Provided entries:

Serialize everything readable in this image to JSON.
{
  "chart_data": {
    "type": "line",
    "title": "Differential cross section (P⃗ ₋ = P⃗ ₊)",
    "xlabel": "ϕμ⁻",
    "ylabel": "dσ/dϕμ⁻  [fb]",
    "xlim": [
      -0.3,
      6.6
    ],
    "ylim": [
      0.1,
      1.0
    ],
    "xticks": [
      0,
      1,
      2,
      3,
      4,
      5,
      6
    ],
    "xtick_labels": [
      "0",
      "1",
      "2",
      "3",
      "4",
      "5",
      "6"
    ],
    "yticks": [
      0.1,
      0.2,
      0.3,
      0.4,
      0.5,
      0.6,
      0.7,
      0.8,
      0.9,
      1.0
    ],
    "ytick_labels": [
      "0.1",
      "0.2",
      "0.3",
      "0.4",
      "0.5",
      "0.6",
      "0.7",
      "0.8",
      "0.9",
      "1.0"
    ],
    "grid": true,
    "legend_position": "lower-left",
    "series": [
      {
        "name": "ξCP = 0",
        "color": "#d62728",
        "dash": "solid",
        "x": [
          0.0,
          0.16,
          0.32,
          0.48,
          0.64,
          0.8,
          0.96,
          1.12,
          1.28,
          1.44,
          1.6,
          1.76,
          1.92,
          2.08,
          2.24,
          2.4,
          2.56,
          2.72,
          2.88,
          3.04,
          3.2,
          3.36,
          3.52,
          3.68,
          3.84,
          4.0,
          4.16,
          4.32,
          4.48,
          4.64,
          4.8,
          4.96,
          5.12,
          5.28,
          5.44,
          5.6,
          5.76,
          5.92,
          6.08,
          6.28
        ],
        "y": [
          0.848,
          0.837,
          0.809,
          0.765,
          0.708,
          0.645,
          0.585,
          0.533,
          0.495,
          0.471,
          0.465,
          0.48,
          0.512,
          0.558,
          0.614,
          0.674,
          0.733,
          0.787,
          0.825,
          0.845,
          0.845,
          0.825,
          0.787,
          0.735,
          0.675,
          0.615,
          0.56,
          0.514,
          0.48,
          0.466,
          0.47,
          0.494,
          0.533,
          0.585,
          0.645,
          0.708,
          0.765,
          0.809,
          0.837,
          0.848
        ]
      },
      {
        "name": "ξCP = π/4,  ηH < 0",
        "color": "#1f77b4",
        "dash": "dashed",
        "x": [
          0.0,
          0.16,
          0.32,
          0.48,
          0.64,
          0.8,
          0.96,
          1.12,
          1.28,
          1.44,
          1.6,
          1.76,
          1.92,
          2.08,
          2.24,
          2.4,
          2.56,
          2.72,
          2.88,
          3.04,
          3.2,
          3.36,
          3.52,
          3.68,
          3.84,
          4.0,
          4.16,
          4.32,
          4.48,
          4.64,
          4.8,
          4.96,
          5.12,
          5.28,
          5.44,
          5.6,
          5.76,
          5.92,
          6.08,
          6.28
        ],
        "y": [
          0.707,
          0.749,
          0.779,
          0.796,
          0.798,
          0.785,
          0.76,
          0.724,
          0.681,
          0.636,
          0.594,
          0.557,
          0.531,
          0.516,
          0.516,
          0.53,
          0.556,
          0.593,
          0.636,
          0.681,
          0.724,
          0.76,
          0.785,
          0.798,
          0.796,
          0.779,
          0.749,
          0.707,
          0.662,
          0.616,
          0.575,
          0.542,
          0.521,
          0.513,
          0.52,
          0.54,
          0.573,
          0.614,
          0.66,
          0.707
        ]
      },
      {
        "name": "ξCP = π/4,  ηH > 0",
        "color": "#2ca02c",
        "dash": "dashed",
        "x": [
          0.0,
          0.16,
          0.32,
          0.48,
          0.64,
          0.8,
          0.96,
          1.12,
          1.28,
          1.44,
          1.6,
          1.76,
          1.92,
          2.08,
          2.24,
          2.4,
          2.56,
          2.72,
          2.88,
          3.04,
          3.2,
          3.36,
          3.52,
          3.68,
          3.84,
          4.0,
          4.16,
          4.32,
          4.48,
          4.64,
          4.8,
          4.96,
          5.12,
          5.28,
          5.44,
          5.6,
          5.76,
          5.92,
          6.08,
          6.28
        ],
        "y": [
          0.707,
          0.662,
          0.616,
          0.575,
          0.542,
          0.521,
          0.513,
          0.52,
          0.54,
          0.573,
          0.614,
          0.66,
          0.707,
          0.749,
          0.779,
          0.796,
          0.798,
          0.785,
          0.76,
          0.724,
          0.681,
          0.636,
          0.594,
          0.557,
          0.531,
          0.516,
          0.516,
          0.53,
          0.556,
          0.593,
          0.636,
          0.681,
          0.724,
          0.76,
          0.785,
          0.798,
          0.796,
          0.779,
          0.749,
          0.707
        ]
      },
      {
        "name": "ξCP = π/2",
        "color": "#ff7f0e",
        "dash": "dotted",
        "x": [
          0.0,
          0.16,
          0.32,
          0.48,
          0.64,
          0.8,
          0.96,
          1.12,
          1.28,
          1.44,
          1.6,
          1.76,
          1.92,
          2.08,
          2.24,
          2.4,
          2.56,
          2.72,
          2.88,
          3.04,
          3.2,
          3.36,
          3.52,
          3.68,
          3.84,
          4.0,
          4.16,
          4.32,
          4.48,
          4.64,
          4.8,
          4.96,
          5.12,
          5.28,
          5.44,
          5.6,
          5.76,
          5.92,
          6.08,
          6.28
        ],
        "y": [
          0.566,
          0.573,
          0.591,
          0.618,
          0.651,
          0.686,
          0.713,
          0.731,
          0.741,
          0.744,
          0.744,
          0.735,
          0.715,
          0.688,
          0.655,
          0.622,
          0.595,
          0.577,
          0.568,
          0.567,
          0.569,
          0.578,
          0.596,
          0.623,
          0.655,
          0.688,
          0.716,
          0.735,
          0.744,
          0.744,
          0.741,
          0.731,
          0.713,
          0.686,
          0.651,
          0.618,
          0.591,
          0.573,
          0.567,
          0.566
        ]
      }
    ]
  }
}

Task goal: Identify how many lines in the entries above contain the word "name" and provide only that figure.

Solution to this exercise: 4